***** EXTRACTED MATERIAL *****

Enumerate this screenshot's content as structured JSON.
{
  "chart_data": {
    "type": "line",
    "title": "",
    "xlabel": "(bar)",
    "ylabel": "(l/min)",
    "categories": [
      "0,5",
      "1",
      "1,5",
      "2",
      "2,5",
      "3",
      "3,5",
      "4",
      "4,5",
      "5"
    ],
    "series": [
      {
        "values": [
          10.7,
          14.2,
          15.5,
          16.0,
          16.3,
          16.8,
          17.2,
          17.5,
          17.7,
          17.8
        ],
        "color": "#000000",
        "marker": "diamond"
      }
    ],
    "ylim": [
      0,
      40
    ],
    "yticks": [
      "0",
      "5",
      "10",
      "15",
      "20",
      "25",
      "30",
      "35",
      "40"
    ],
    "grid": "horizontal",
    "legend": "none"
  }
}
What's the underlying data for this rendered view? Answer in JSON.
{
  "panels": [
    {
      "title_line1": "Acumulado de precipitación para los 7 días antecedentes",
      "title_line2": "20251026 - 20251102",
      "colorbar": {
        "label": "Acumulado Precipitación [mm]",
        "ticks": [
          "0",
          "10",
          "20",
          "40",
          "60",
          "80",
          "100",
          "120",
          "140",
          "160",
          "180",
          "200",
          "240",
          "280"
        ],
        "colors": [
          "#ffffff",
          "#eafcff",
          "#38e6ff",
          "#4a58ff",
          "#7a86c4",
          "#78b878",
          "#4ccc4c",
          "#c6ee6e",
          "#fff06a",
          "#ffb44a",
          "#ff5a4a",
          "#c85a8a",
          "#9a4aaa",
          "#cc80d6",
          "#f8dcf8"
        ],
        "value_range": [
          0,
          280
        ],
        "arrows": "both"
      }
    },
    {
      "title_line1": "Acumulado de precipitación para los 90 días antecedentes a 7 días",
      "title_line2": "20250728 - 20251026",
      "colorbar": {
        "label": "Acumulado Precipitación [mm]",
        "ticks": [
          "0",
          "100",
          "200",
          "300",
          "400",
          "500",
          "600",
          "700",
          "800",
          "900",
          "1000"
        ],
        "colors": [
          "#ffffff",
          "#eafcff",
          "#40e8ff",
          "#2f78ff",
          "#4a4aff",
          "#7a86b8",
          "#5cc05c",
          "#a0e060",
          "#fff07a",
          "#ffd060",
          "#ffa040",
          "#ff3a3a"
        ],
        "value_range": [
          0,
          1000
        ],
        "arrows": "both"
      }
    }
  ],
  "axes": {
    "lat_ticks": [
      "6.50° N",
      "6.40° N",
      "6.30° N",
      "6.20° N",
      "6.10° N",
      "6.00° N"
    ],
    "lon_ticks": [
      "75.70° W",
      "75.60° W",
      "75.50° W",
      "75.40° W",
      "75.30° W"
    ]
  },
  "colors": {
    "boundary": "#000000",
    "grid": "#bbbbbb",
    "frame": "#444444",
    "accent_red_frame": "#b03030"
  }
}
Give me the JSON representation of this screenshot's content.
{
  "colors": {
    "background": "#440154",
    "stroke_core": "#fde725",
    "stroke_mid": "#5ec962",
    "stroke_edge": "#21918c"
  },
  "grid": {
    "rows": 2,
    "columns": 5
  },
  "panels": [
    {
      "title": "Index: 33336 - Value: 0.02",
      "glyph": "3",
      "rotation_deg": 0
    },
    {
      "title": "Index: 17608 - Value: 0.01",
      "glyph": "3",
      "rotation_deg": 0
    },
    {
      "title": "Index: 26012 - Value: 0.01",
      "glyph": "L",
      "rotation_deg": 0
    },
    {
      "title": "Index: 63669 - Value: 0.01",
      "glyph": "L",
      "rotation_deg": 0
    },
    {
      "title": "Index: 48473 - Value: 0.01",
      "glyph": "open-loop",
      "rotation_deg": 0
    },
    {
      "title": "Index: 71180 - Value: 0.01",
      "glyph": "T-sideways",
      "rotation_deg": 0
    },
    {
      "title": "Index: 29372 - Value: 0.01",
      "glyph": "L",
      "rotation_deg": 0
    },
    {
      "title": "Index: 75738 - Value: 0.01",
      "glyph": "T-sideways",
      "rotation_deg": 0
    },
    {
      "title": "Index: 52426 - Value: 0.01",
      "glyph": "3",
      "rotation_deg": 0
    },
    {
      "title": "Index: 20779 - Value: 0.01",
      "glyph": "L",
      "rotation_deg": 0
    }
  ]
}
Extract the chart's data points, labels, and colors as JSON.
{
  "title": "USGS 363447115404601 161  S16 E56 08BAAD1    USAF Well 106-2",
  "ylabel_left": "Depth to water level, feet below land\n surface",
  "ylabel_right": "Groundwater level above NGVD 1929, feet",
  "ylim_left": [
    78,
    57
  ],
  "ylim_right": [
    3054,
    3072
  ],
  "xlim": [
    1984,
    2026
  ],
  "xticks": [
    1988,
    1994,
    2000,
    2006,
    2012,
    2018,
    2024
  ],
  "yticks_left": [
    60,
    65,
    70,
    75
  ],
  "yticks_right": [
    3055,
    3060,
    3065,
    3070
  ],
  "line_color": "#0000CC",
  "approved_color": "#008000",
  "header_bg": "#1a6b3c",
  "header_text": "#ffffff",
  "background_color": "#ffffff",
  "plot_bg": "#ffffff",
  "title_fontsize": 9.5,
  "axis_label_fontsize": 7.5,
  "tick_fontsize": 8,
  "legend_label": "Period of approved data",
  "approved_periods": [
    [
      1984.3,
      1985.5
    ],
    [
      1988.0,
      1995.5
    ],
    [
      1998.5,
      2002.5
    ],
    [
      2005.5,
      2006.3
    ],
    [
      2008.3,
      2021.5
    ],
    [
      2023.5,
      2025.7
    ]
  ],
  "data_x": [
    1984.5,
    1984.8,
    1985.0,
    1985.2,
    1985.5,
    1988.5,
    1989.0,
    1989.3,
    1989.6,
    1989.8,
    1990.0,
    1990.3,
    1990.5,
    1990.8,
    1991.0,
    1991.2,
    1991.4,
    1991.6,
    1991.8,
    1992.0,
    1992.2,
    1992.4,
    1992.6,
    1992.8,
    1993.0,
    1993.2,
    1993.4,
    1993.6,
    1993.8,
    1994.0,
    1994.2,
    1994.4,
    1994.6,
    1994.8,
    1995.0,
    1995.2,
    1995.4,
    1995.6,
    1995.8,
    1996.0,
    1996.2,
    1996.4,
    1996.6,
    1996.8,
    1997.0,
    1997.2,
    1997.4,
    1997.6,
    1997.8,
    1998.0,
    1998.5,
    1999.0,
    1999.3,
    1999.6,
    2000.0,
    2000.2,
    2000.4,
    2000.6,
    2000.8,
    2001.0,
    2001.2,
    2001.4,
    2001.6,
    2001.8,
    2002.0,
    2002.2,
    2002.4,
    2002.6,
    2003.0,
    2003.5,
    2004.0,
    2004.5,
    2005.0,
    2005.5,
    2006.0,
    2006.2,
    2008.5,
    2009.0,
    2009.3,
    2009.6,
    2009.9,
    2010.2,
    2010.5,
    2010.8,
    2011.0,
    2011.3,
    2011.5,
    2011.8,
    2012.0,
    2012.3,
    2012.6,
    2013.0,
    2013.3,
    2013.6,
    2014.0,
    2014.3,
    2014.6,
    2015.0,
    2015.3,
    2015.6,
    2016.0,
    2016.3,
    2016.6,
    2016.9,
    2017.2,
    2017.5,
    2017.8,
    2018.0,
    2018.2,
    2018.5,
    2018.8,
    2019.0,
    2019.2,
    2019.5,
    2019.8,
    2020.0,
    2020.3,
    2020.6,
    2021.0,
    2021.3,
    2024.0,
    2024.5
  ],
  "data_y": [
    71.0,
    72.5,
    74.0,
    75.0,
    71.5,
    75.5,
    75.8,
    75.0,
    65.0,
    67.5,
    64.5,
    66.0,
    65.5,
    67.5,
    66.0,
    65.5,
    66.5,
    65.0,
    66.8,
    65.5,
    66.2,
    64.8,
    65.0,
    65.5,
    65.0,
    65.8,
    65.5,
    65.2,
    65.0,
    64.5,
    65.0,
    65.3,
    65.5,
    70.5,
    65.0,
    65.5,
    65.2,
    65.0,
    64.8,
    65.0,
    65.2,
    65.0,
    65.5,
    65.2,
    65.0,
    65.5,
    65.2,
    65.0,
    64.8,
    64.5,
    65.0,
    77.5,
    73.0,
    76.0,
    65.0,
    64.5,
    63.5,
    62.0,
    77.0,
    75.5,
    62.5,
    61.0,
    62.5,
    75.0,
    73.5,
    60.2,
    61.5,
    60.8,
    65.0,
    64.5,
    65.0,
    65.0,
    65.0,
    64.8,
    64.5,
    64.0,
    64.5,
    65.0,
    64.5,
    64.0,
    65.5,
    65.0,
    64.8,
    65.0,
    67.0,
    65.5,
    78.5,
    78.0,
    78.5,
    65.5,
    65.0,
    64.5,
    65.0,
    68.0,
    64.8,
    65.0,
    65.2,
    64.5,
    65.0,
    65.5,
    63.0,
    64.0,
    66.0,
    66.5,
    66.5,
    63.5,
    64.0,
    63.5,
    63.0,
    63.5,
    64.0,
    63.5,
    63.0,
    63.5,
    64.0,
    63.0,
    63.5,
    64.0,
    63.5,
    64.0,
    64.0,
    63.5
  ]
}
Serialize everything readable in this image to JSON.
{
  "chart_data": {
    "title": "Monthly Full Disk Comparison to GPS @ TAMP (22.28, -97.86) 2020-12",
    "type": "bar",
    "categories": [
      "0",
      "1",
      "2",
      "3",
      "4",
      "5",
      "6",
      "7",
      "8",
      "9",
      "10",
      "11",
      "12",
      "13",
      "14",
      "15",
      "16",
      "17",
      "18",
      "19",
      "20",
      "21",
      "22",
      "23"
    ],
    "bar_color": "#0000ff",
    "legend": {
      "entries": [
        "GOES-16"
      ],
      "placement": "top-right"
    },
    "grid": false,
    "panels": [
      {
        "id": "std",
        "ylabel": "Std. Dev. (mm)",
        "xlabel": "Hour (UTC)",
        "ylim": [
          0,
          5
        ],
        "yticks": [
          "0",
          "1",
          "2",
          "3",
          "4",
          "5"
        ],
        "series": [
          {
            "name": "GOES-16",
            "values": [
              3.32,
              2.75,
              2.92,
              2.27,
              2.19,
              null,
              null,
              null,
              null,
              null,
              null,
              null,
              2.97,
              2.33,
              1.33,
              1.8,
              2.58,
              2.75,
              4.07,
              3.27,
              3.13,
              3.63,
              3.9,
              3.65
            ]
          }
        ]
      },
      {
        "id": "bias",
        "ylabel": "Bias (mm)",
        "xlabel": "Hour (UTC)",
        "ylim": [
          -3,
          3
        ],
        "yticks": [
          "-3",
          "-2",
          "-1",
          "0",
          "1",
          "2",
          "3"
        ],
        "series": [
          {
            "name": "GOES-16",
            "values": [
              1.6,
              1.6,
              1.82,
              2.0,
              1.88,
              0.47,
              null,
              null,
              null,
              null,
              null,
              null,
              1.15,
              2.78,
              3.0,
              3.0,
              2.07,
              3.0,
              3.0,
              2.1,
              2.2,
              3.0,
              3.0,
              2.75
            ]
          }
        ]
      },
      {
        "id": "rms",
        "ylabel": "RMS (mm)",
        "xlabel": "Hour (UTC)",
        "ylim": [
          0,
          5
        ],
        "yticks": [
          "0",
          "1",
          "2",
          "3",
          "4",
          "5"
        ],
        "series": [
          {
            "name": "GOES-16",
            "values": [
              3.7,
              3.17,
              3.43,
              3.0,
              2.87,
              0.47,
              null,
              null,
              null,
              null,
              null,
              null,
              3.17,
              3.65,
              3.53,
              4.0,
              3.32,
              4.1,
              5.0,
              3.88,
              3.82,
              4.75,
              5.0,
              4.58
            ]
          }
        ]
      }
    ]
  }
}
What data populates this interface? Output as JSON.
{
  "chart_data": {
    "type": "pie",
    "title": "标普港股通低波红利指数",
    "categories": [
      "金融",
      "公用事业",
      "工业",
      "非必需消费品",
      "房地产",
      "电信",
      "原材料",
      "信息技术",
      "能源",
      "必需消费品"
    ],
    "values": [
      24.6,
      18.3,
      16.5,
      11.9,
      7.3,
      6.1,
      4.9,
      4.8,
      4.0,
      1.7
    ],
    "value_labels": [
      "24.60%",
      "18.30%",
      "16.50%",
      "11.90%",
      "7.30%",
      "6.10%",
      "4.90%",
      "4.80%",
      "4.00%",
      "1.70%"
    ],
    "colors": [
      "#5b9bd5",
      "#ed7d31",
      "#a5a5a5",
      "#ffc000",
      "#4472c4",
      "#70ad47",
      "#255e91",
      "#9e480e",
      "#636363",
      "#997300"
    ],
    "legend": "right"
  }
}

*****

* WHAT YOU HAVE TO DO:
Only lines with "this" are wanted here; list each of them.

* WORKED SOLUTION:
Enumerate this screenshot's content as structured JSON.
What's the underlying data for this rendered view? Answer in JSON.
Give me the JSON representation of this screenshot's content.
Serialize everything readable in this image to JSON.
What data populates this interface? Output as JSON.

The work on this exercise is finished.